## Given instruction
Write out exactly the lines below that run from the line containing "Convert this document image to plain text." through the last line of the records.
--- START Provided data ---
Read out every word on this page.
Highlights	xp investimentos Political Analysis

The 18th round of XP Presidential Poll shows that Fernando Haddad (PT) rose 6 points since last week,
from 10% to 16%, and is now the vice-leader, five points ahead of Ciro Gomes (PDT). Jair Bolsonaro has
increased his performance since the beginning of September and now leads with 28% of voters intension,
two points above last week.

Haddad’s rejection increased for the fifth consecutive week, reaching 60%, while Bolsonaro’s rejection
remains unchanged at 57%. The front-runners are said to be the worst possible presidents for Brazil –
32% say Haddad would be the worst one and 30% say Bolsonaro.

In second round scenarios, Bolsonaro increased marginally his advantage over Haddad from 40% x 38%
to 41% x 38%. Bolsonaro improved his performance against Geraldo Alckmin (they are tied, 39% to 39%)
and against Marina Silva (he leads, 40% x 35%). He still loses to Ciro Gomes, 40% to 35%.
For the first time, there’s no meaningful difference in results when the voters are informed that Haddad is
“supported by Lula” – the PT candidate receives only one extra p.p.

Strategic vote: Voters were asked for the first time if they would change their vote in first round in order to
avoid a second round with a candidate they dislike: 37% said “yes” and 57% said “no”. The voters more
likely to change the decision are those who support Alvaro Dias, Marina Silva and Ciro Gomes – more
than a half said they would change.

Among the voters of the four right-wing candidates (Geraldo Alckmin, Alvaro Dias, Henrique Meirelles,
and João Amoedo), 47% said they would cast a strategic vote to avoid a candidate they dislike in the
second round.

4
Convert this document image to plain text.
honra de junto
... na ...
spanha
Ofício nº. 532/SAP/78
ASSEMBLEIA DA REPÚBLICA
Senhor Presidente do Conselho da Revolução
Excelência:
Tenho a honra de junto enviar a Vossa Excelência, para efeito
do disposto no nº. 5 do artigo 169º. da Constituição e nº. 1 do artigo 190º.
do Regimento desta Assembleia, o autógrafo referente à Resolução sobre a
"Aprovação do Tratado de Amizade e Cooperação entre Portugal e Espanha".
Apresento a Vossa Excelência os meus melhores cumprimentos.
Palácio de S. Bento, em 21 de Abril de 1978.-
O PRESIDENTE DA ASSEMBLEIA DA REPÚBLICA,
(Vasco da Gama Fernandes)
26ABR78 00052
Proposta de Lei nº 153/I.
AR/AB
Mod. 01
--- END Provided data ---
## Result of the exercise
Convert this document image to plain text.
honra de junto
... na ...
spanha
Ofício nº. 532/SAP/78
ASSEMBLEIA DA REPÚBLICA
Senhor Presidente do Conselho da Revolução
Excelência:
Tenho a honra de junto enviar a Vossa Excelência, para efeito
do disposto no nº. 5 do artigo 169º. da Constituição e nº. 1 do artigo 190º.
do Regimento desta Assembleia, o autógrafo referente à Resolução sobre a
"Aprovação do Tratado de Amizade e Cooperação entre Portugal e Espanha".
Apresento a Vossa Excelência os meus melhores cumprimentos.
Palácio de S. Bento, em 21 de Abril de 1978.-
O PRESIDENTE DA ASSEMBLEIA DA REPÚBLICA,
(Vasco da Gama Fernandes)
26ABR78 00052
Proposta de Lei nº 153/I.
AR/AB
Mod. 01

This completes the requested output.